__Provided records__:
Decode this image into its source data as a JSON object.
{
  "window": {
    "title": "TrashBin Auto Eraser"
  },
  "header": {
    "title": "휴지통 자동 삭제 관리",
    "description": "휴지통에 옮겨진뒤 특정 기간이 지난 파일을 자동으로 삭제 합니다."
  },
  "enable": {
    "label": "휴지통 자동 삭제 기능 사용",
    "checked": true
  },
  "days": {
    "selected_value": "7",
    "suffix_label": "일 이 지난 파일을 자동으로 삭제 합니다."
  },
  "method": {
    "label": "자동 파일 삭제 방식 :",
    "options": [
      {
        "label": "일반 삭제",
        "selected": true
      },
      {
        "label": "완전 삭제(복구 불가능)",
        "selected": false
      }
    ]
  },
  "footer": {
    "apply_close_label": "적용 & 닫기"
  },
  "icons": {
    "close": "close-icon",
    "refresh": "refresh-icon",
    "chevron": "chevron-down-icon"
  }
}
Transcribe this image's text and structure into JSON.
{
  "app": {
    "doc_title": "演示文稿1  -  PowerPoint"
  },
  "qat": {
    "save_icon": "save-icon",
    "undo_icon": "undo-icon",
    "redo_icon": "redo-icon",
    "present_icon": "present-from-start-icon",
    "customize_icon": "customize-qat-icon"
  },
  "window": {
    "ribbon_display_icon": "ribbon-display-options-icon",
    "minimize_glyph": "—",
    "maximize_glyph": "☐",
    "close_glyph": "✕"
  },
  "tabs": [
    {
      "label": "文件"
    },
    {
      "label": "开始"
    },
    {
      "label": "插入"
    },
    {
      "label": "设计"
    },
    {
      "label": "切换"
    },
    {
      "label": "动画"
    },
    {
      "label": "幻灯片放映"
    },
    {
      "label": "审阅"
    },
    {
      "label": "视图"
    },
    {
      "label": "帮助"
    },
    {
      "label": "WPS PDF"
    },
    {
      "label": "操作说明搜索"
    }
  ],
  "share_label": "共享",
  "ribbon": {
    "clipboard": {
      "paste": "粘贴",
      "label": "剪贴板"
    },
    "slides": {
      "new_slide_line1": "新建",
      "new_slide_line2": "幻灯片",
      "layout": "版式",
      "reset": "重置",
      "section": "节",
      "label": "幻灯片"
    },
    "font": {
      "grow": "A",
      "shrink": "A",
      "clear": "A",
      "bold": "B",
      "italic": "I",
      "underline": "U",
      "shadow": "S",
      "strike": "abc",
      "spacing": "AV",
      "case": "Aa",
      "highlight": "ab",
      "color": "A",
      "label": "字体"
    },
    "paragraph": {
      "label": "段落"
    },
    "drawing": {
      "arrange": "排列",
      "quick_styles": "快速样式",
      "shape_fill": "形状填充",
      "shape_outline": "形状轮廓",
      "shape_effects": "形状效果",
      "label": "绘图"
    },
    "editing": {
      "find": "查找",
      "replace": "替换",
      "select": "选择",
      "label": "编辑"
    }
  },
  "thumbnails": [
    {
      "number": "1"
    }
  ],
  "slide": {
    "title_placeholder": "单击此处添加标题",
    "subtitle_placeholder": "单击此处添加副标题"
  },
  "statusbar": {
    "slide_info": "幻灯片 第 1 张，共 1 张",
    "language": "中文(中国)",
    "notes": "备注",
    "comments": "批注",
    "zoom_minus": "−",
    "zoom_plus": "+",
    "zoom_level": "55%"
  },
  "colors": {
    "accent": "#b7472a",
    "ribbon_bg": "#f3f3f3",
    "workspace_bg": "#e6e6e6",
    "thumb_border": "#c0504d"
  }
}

__Set task__: From the records above, copy every line that holds the word "into".

__Response__:
Decode this image into its source data as a JSON object.
Transcribe this image's text and structure into JSON.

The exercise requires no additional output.